:: Task directions ::
Copy all the entries word for word, but omit the pictures.

>> start Data for this task

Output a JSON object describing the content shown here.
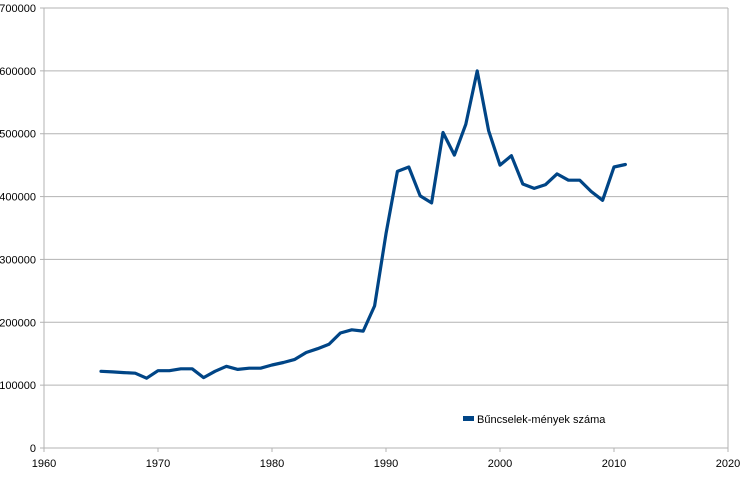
{
  "chart_data": {
    "type": "line",
    "title": "",
    "xlabel": "",
    "ylabel": "",
    "xlim": [
      1960,
      2020
    ],
    "ylim": [
      0,
      700000
    ],
    "x_ticks": [
      1960,
      1970,
      1980,
      1990,
      2000,
      2010,
      2020
    ],
    "y_ticks": [
      0,
      100000,
      200000,
      300000,
      400000,
      500000,
      600000,
      700000
    ],
    "grid": "horizontal",
    "legend_position": "bottom-right",
    "series": [
      {
        "name": "Bűncselek-mények száma",
        "color": "#004586",
        "x": [
          1965,
          1966,
          1967,
          1968,
          1969,
          1970,
          1971,
          1972,
          1973,
          1974,
          1975,
          1976,
          1977,
          1978,
          1979,
          1980,
          1981,
          1982,
          1983,
          1984,
          1985,
          1986,
          1987,
          1988,
          1989,
          1990,
          1991,
          1992,
          1993,
          1994,
          1995,
          1996,
          1997,
          1998,
          1999,
          2000,
          2001,
          2002,
          2003,
          2004,
          2005,
          2006,
          2007,
          2008,
          2009,
          2010,
          2011
        ],
        "values": [
          122000,
          121000,
          120000,
          119000,
          111000,
          123000,
          123000,
          126000,
          126000,
          112000,
          122000,
          130000,
          125000,
          127000,
          127000,
          132000,
          136000,
          141000,
          152000,
          158000,
          165000,
          183000,
          188000,
          186000,
          226000,
          341000,
          440000,
          447000,
          401000,
          390000,
          502000,
          466000,
          515000,
          600000,
          505000,
          450000,
          465000,
          420000,
          413000,
          419000,
          436000,
          426000,
          426000,
          408000,
          394000,
          447000,
          451000
        ]
      }
    ]
  }
}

>> end Data for this task

:: Solution to this exercise ::
Output a JSON object describing the content shown here.
{
  "chart_data": {
    "type": "line",
    "title": "",
    "xlabel": "",
    "ylabel": "",
    "xlim": [
      1960,
      2020
    ],
    "ylim": [
      0,
      700000
    ],
    "x_ticks": [
      1960,
      1970,
      1980,
      1990,
      2000,
      2010,
      2020
    ],
    "y_ticks": [
      0,
      100000,
      200000,
      300000,
      400000,
      500000,
      600000,
      700000
    ],
    "grid": "horizontal",
    "legend_position": "bottom-right",
    "series": [
      {
        "name": "Bűncselek-mények száma",
        "color": "#004586",
        "x": [
          1965,
          1966,
          1967,
          1968,
          1969,
          1970,
          1971,
          1972,
          1973,
          1974,
          1975,
          1976,
          1977,
          1978,
          1979,
          1980,
          1981,
          1982,
          1983,
          1984,
          1985,
          1986,
          1987,
          1988,
          1989,
          1990,
          1991,
          1992,
          1993,
          1994,
          1995,
          1996,
          1997,
          1998,
          1999,
          2000,
          2001,
          2002,
          2003,
          2004,
          2005,
          2006,
          2007,
          2008,
          2009,
          2010,
          2011
        ],
        "values": [
          122000,
          121000,
          120000,
          119000,
          111000,
          123000,
          123000,
          126000,
          126000,
          112000,
          122000,
          130000,
          125000,
          127000,
          127000,
          132000,
          136000,
          141000,
          152000,
          158000,
          165000,
          183000,
          188000,
          186000,
          226000,
          341000,
          440000,
          447000,
          401000,
          390000,
          502000,
          466000,
          515000,
          600000,
          505000,
          450000,
          465000,
          420000,
          413000,
          419000,
          436000,
          426000,
          426000,
          408000,
          394000,
          447000,
          451000
        ]
      }
    ]
  }
}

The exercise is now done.